## WHAT THIS TASK INVOLVES
Locate all lines with the word "heading". Copy them.

— start DATA SHOWN —

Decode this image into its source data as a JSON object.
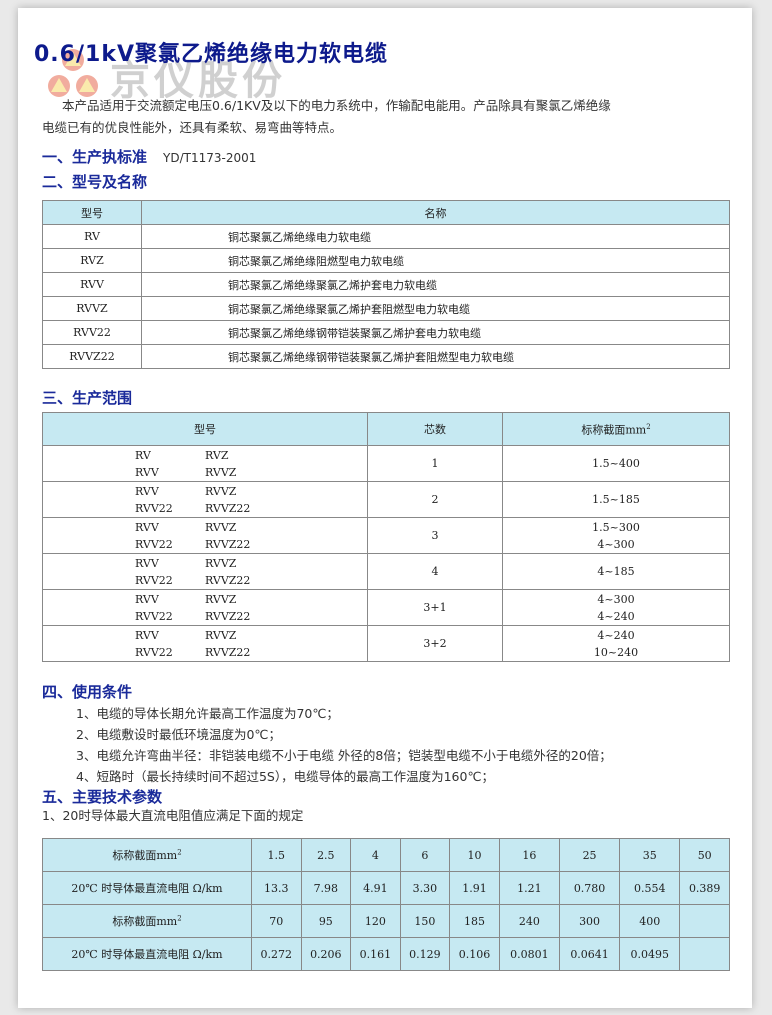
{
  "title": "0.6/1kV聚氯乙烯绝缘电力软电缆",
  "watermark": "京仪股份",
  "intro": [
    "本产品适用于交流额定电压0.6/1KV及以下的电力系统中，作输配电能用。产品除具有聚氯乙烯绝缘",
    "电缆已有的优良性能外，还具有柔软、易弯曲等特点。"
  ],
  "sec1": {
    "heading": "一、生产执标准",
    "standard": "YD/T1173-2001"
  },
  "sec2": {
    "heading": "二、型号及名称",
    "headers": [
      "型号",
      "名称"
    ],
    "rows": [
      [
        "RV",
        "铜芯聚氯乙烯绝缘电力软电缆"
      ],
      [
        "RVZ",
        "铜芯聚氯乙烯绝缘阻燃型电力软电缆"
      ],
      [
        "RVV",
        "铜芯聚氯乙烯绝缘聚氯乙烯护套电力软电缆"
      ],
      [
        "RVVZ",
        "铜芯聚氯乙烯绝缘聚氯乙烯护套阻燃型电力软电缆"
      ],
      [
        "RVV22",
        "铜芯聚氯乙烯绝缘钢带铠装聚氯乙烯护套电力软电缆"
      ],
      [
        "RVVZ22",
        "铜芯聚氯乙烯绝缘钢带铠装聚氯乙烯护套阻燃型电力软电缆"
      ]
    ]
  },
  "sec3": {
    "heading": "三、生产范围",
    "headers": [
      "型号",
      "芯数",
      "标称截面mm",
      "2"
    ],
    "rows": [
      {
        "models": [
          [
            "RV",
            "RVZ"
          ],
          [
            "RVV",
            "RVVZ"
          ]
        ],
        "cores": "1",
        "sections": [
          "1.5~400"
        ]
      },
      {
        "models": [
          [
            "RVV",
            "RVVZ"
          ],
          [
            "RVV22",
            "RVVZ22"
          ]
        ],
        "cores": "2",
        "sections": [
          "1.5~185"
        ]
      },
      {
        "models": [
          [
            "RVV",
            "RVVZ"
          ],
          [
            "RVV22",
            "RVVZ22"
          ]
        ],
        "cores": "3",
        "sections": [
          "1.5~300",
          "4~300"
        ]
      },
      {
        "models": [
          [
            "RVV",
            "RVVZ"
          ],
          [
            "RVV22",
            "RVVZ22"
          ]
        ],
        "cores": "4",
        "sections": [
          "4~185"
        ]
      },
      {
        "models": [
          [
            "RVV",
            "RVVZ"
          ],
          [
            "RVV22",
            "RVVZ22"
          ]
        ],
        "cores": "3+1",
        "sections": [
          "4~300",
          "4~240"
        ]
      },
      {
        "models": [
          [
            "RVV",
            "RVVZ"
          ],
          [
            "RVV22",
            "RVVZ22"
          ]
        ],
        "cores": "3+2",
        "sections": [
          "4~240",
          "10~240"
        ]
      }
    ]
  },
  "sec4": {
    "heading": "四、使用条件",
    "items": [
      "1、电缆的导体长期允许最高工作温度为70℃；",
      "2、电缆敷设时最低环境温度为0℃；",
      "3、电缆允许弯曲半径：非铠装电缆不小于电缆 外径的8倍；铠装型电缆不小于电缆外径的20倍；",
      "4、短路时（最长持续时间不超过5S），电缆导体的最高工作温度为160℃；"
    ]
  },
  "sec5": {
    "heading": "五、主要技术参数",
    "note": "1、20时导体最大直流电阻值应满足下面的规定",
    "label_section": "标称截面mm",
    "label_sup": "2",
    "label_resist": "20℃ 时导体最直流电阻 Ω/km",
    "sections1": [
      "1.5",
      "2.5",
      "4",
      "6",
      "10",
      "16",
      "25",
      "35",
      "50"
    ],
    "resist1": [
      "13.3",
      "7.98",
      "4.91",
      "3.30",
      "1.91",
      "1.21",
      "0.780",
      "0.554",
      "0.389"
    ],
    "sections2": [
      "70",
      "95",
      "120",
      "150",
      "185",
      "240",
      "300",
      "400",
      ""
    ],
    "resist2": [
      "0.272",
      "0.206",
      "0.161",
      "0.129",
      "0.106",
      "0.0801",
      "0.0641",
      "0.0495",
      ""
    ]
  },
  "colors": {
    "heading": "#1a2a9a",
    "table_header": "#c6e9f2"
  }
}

— end DATA SHOWN —

## FINISHED TASK
    "heading": "一、生产执标准",
    "heading": "二、型号及名称",
    "heading": "三、生产范围",
    "heading": "四、使用条件",
    "heading": "五、主要技术参数",
    "heading": "#1a2a9a",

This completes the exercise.